**What is expected**
Retype the full set of records. Keep every character identical.

**Data for processing**
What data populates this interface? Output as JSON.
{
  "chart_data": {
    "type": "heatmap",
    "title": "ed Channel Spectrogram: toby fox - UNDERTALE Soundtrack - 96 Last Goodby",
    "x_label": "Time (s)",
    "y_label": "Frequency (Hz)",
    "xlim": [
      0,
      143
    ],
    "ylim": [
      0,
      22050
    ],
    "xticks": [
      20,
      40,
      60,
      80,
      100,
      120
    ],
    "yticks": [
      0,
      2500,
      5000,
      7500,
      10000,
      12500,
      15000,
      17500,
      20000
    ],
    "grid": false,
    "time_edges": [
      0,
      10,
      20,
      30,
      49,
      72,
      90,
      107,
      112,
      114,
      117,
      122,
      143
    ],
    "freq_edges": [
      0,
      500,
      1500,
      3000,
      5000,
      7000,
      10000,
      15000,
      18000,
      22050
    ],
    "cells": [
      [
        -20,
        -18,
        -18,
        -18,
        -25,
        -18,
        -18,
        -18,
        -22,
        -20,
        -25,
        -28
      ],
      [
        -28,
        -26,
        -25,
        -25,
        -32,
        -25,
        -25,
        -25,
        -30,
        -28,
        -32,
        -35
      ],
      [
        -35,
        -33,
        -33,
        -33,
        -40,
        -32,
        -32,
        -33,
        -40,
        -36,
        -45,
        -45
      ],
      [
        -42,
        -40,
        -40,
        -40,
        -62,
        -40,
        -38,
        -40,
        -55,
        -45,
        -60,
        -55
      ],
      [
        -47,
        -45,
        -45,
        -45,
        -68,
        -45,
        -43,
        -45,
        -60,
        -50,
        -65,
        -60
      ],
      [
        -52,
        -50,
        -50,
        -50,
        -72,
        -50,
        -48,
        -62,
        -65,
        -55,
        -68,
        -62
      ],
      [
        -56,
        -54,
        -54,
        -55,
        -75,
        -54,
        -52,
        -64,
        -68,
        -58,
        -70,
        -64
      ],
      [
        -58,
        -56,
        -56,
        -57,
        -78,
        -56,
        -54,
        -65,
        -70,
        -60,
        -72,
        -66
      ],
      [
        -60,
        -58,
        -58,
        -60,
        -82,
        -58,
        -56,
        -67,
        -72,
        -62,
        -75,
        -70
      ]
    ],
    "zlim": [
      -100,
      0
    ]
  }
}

**The answer**
What data populates this interface? Output as JSON.
{
  "chart_data": {
    "type": "heatmap",
    "title": "ed Channel Spectrogram: toby fox - UNDERTALE Soundtrack - 96 Last Goodby",
    "x_label": "Time (s)",
    "y_label": "Frequency (Hz)",
    "xlim": [
      0,
      143
    ],
    "ylim": [
      0,
      22050
    ],
    "xticks": [
      20,
      40,
      60,
      80,
      100,
      120
    ],
    "yticks": [
      0,
      2500,
      5000,
      7500,
      10000,
      12500,
      15000,
      17500,
      20000
    ],
    "grid": false,
    "time_edges": [
      0,
      10,
      20,
      30,
      49,
      72,
      90,
      107,
      112,
      114,
      117,
      122,
      143
    ],
    "freq_edges": [
      0,
      500,
      1500,
      3000,
      5000,
      7000,
      10000,
      15000,
      18000,
      22050
    ],
    "cells": [
      [
        -20,
        -18,
        -18,
        -18,
        -25,
        -18,
        -18,
        -18,
        -22,
        -20,
        -25,
        -28
      ],
      [
        -28,
        -26,
        -25,
        -25,
        -32,
        -25,
        -25,
        -25,
        -30,
        -28,
        -32,
        -35
      ],
      [
        -35,
        -33,
        -33,
        -33,
        -40,
        -32,
        -32,
        -33,
        -40,
        -36,
        -45,
        -45
      ],
      [
        -42,
        -40,
        -40,
        -40,
        -62,
        -40,
        -38,
        -40,
        -55,
        -45,
        -60,
        -55
      ],
      [
        -47,
        -45,
        -45,
        -45,
        -68,
        -45,
        -43,
        -45,
        -60,
        -50,
        -65,
        -60
      ],
      [
        -52,
        -50,
        -50,
        -50,
        -72,
        -50,
        -48,
        -62,
        -65,
        -55,
        -68,
        -62
      ],
      [
        -56,
        -54,
        -54,
        -55,
        -75,
        -54,
        -52,
        -64,
        -68,
        -58,
        -70,
        -64
      ],
      [
        -58,
        -56,
        -56,
        -57,
        -78,
        -56,
        -54,
        -65,
        -70,
        -60,
        -72,
        -66
      ],
      [
        -60,
        -58,
        -58,
        -60,
        -82,
        -58,
        -56,
        -67,
        -72,
        -62,
        -75,
        -70
      ]
    ],
    "zlim": [
      -100,
      0
    ]
  }
}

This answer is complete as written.